• [Brief]
Give only one thing: the number of lines that include the word "need".

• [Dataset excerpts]
::::

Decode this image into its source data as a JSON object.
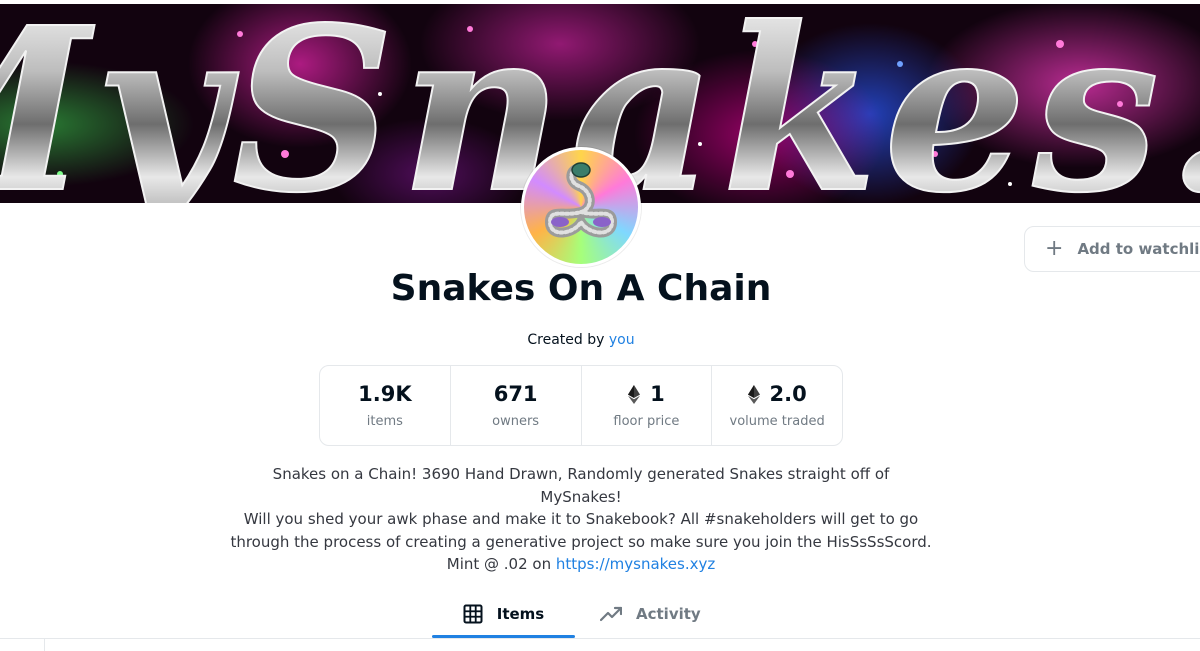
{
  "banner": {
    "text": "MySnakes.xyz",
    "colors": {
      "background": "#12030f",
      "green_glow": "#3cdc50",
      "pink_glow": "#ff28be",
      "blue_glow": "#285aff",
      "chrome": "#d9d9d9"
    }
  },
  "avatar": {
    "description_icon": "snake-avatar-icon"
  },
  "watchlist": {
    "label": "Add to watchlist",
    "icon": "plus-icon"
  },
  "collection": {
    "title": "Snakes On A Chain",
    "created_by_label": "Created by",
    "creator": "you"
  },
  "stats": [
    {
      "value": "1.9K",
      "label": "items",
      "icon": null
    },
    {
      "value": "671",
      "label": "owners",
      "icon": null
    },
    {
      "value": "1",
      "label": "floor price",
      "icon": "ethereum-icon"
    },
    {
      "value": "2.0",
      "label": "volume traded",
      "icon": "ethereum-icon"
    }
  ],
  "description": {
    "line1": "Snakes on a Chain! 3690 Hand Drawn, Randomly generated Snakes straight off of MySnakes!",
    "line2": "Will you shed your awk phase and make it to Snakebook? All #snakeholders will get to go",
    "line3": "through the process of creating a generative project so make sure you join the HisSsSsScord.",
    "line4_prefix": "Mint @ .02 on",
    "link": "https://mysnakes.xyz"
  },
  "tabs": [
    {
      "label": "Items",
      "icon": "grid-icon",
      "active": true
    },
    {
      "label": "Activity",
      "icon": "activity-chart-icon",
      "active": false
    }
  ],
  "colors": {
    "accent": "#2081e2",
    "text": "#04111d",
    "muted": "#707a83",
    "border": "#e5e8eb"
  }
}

::::

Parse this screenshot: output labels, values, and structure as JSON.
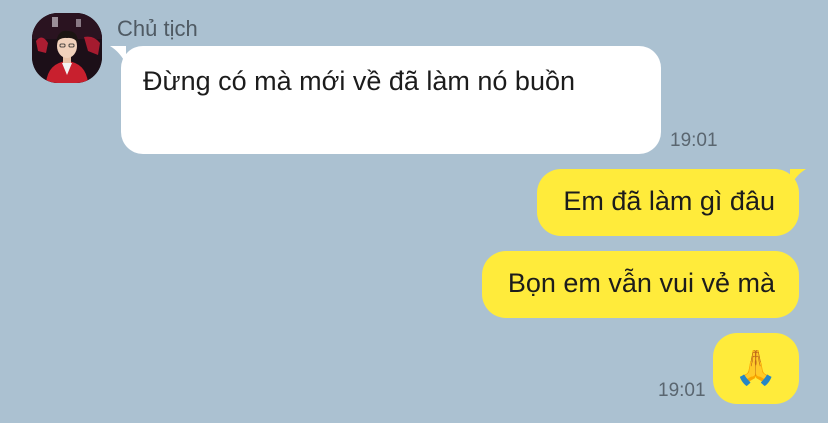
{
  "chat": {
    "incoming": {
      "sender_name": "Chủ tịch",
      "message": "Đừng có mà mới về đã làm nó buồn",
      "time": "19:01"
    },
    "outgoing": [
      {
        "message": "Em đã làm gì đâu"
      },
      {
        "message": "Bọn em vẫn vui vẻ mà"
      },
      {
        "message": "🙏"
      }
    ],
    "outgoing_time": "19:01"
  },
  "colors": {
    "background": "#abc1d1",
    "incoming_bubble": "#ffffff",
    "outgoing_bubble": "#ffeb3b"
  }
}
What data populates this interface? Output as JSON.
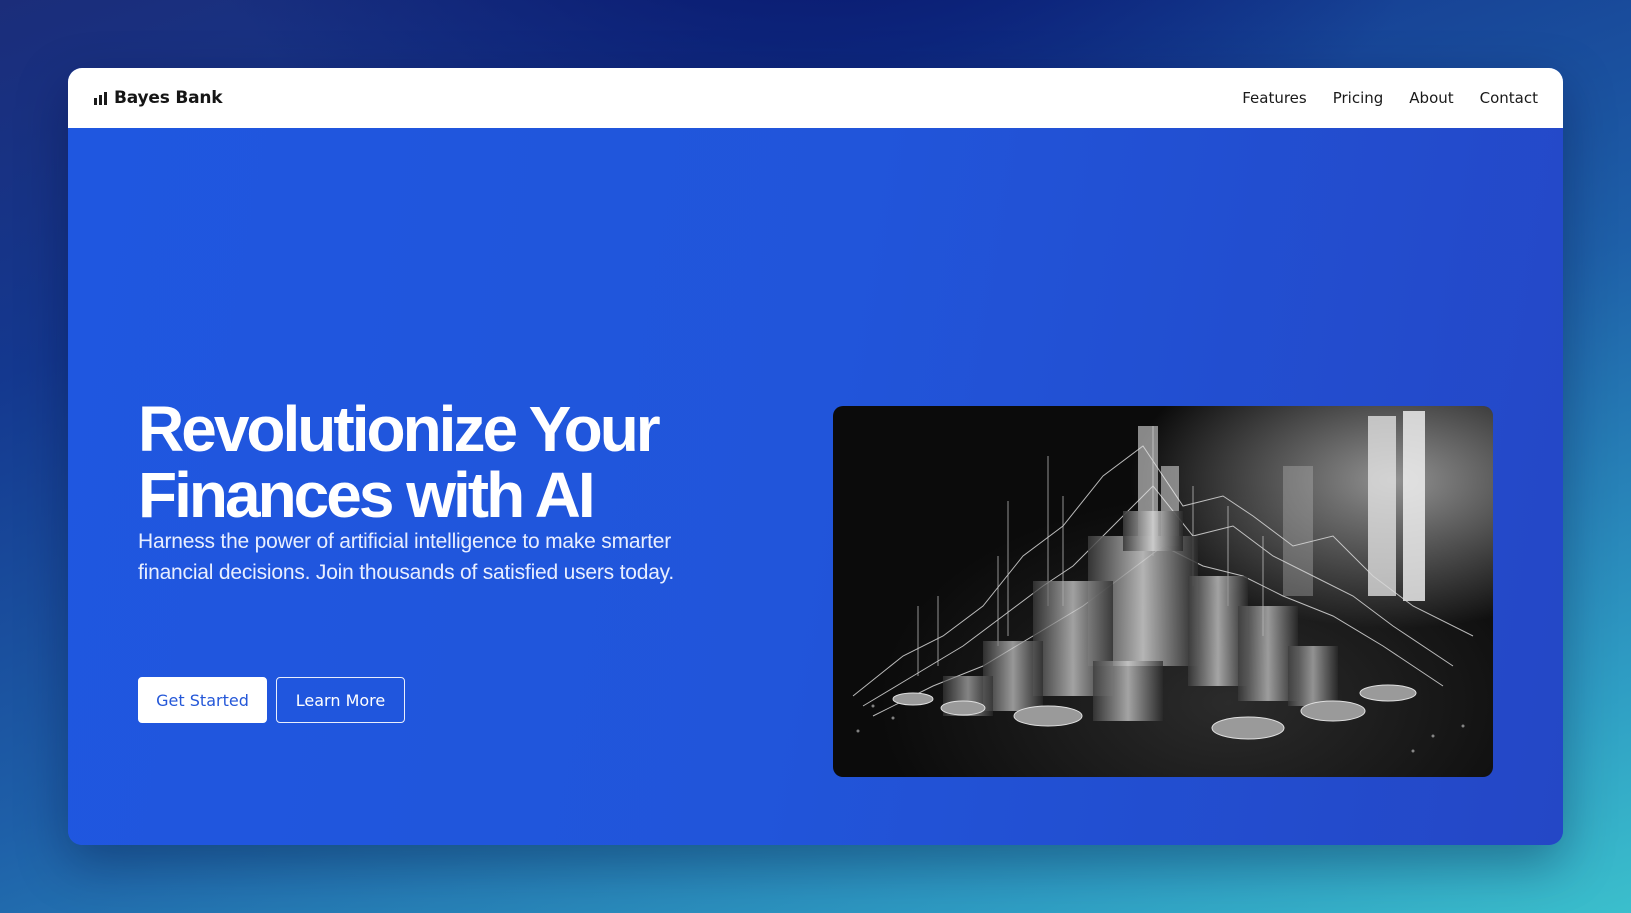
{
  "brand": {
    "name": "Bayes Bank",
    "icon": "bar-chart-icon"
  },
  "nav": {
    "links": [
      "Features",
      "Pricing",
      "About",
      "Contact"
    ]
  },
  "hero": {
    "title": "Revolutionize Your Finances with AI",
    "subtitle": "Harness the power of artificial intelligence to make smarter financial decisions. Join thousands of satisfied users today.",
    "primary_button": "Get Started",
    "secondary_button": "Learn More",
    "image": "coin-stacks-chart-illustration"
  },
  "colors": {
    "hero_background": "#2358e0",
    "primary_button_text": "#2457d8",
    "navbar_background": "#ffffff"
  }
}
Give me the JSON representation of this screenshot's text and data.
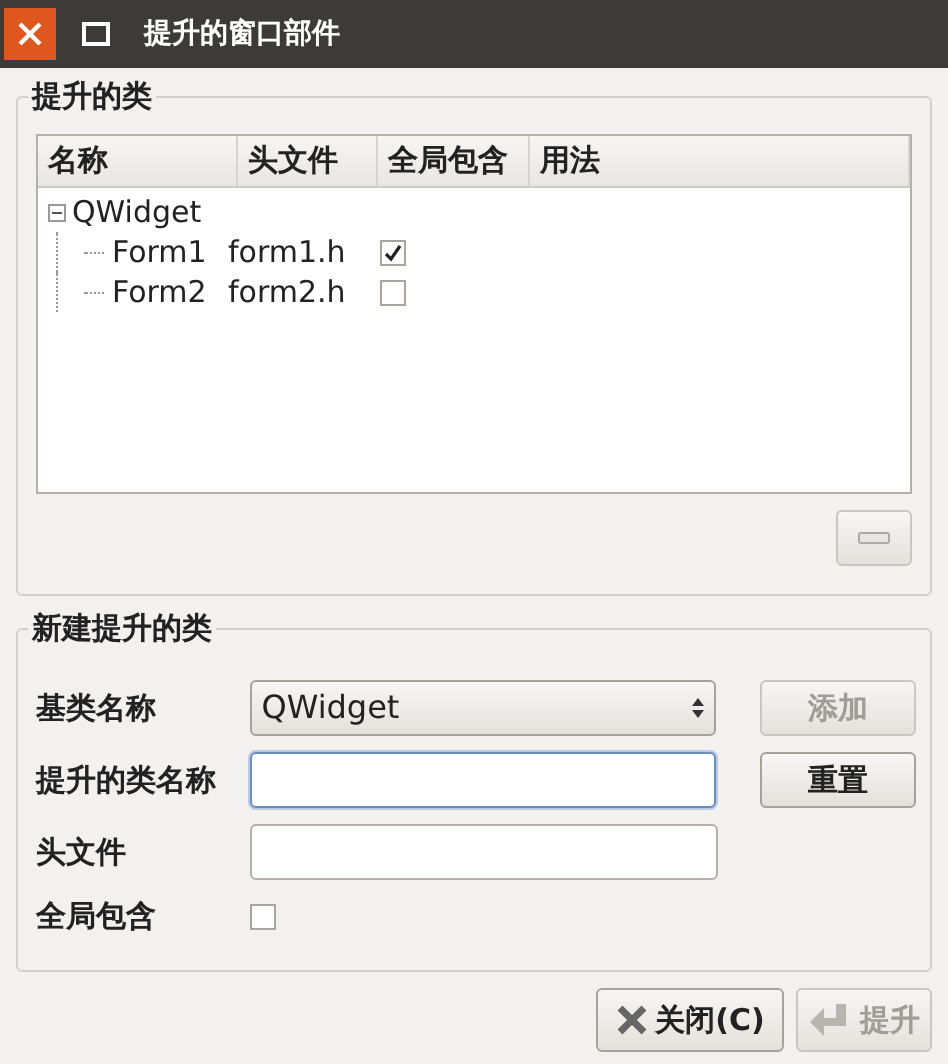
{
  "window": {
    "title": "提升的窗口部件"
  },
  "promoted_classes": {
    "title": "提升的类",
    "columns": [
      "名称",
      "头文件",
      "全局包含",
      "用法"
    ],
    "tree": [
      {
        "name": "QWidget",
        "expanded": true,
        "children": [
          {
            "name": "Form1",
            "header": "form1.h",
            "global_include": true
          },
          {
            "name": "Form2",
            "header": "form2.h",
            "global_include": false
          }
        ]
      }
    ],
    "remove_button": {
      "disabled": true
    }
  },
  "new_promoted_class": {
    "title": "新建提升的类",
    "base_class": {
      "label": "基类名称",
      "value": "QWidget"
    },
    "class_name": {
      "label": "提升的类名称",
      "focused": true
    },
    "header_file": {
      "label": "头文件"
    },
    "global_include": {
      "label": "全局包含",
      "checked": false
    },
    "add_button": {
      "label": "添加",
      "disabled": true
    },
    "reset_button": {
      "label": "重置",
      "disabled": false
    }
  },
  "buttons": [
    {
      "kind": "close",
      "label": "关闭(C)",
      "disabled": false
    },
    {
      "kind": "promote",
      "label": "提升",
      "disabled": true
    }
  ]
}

::::

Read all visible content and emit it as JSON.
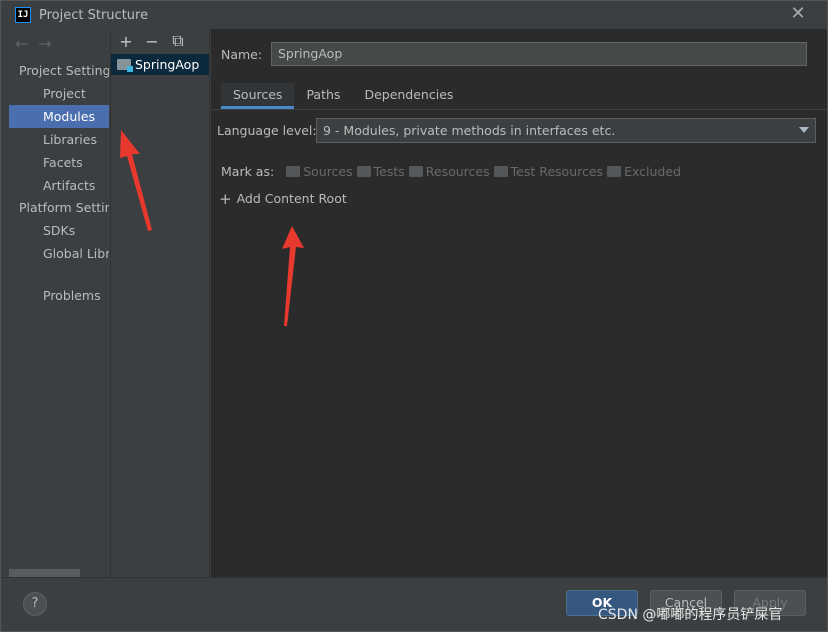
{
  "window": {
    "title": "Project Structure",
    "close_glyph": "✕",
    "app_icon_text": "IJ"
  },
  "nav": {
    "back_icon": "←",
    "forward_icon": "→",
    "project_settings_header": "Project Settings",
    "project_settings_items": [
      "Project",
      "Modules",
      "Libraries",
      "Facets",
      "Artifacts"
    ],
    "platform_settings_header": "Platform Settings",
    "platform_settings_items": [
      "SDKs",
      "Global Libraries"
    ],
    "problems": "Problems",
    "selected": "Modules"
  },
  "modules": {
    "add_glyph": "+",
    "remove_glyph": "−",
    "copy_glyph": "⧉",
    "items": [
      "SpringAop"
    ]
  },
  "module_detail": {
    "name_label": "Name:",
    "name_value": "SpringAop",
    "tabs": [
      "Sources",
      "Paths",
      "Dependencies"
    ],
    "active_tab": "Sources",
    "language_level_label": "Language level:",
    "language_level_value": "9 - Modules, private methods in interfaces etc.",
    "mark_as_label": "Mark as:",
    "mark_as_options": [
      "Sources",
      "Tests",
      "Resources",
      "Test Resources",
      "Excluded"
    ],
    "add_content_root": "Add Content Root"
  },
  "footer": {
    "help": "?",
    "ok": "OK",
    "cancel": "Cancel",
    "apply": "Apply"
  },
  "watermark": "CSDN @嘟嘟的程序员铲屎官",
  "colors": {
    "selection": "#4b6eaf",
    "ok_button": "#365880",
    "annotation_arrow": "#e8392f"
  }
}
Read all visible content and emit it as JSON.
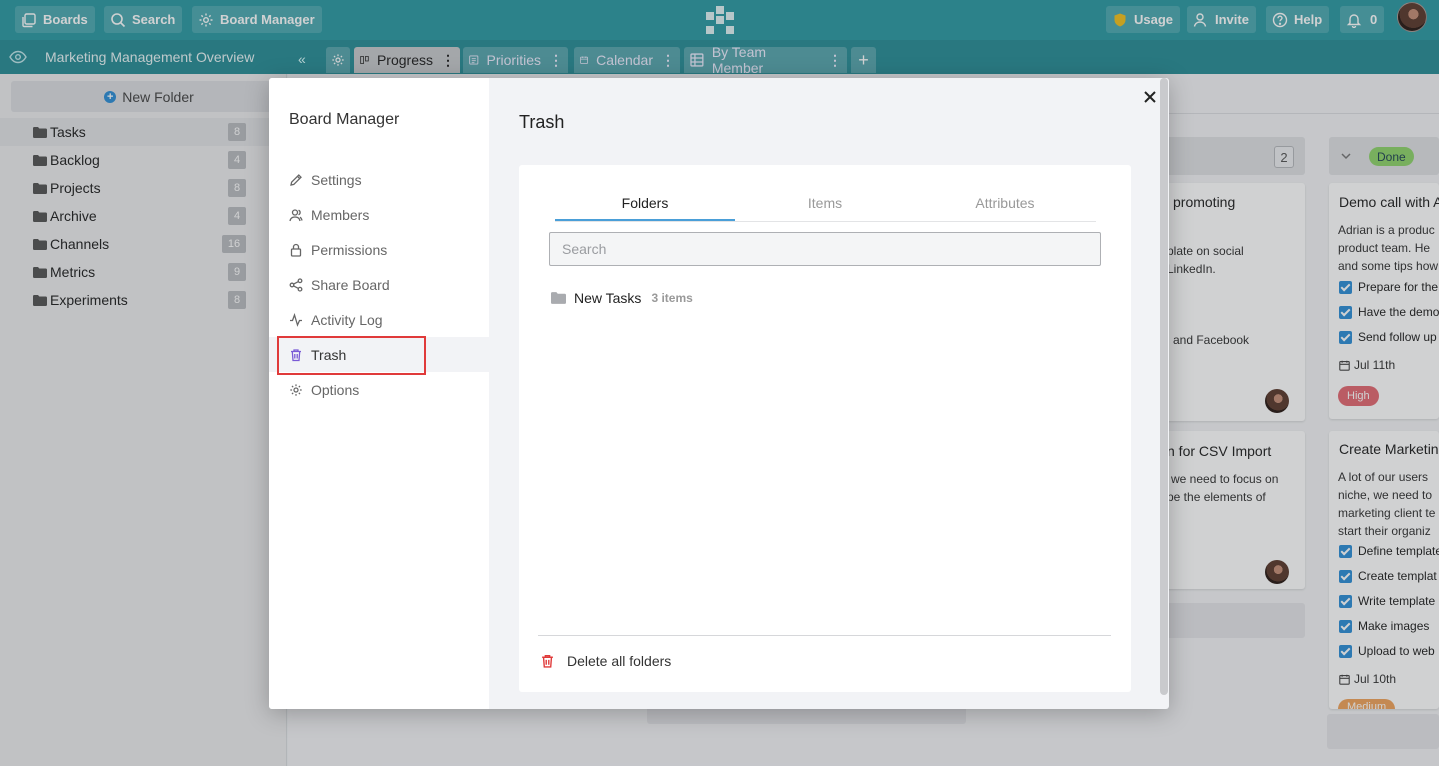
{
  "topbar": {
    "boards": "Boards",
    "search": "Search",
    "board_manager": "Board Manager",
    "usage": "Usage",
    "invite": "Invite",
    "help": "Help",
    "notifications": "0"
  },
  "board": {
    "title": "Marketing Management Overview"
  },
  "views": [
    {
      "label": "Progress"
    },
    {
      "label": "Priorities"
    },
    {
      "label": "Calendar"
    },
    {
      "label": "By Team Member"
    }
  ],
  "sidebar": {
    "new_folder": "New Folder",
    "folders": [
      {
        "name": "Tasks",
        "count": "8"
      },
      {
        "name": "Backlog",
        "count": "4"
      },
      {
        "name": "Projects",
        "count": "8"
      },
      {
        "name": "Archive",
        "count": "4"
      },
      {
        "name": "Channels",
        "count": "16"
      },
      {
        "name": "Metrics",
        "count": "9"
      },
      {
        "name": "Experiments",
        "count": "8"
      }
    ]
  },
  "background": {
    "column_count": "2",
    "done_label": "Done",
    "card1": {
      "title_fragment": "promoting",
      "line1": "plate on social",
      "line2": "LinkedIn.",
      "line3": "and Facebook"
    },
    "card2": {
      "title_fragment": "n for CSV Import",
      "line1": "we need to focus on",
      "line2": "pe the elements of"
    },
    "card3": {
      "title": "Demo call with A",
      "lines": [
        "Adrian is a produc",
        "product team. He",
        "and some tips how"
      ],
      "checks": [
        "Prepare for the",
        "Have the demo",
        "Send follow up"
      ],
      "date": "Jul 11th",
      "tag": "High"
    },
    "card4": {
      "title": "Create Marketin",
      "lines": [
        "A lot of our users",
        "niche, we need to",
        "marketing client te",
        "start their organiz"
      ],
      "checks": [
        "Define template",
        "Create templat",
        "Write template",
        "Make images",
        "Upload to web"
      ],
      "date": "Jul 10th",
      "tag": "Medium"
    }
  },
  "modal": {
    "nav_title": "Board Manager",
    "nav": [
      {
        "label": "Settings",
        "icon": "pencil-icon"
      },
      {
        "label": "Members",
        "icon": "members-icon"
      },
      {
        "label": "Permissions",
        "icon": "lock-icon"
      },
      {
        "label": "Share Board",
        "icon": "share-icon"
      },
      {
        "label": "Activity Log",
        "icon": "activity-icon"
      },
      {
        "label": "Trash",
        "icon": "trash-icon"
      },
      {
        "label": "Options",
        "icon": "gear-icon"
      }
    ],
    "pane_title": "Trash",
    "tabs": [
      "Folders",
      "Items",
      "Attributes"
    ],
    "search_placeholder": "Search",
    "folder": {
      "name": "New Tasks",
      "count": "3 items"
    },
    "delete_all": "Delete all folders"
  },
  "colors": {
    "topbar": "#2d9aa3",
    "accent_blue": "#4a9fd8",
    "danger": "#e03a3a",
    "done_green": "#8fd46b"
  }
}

::::

• [Full solution]
2